Narrow the data below down to the lines containing "facilities".

---- MATERIAL SHOWN

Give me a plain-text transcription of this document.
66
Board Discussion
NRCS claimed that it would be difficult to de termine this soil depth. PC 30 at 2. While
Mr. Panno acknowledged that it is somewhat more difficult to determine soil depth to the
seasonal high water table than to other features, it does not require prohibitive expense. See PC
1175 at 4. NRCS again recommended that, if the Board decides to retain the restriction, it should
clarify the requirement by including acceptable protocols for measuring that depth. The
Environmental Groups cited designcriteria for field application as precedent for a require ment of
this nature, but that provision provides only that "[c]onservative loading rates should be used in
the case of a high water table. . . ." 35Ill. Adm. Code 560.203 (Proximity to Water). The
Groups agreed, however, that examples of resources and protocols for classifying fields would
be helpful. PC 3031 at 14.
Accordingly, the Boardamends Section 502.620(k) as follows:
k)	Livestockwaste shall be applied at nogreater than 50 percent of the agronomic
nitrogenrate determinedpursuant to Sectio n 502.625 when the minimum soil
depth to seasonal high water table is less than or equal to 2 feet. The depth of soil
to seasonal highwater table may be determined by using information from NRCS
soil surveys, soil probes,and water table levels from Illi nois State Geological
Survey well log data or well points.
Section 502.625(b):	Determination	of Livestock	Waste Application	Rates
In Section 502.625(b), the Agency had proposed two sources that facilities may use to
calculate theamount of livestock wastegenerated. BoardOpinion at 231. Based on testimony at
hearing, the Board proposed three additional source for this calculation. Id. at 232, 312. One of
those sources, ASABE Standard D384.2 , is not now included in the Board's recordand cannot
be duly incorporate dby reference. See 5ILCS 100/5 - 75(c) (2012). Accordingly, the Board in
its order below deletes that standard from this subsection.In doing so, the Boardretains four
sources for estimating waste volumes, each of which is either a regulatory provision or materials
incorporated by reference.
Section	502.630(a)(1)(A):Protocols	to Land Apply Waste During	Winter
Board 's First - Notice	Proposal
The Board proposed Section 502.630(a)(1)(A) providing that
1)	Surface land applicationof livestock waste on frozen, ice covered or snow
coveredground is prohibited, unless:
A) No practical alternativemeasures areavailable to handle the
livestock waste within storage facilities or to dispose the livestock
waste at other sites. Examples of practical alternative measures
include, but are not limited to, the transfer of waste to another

--------

- _REPLY TO THE TASK_
In Section 502.625(b), the Agency had proposed two sources that facilities may use to
livestock waste within storage facilities or to dispose the livestock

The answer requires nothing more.